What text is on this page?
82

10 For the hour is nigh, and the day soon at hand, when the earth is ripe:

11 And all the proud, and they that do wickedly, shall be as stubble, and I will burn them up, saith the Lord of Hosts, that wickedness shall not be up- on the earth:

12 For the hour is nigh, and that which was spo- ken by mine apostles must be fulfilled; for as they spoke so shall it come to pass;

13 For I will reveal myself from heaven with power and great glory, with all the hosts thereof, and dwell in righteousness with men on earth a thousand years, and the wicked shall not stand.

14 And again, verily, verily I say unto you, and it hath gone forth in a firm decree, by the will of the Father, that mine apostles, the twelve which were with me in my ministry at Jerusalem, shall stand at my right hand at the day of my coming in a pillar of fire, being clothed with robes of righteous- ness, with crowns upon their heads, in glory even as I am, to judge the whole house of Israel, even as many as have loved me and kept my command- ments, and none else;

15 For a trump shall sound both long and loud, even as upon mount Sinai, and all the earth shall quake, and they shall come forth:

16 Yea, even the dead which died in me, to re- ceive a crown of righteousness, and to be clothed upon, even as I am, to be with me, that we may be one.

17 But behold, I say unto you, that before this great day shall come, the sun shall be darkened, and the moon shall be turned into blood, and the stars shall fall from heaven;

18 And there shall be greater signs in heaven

□ □ □ □

DIRECTION -
Reproduce the material precisely, including every line.

RESULT OF THIS TASK -
What text is on this page?
82

10 For the hour is nigh, and the day soon at hand, when the earth is ripe:

11 And all the proud, and they that do wickedly, shall be as stubble, and I will burn them up, saith the Lord of Hosts, that wickedness shall not be up- on the earth:

12 For the hour is nigh, and that which was spo- ken by mine apostles must be fulfilled; for as they spoke so shall it come to pass;

13 For I will reveal myself from heaven with power and great glory, with all the hosts thereof, and dwell in righteousness with men on earth a thousand years, and the wicked shall not stand.

14 And again, verily, verily I say unto you, and it hath gone forth in a firm decree, by the will of the Father, that mine apostles, the twelve which were with me in my ministry at Jerusalem, shall stand at my right hand at the day of my coming in a pillar of fire, being clothed with robes of righteous- ness, with crowns upon their heads, in glory even as I am, to judge the whole house of Israel, even as many as have loved me and kept my command- ments, and none else;

15 For a trump shall sound both long and loud, even as upon mount Sinai, and all the earth shall quake, and they shall come forth:

16 Yea, even the dead which died in me, to re- ceive a crown of righteousness, and to be clothed upon, even as I am, to be with me, that we may be one.

17 But behold, I say unto you, that before this great day shall come, the sun shall be darkened, and the moon shall be turned into blood, and the stars shall fall from heaven;

18 And there shall be greater signs in heaven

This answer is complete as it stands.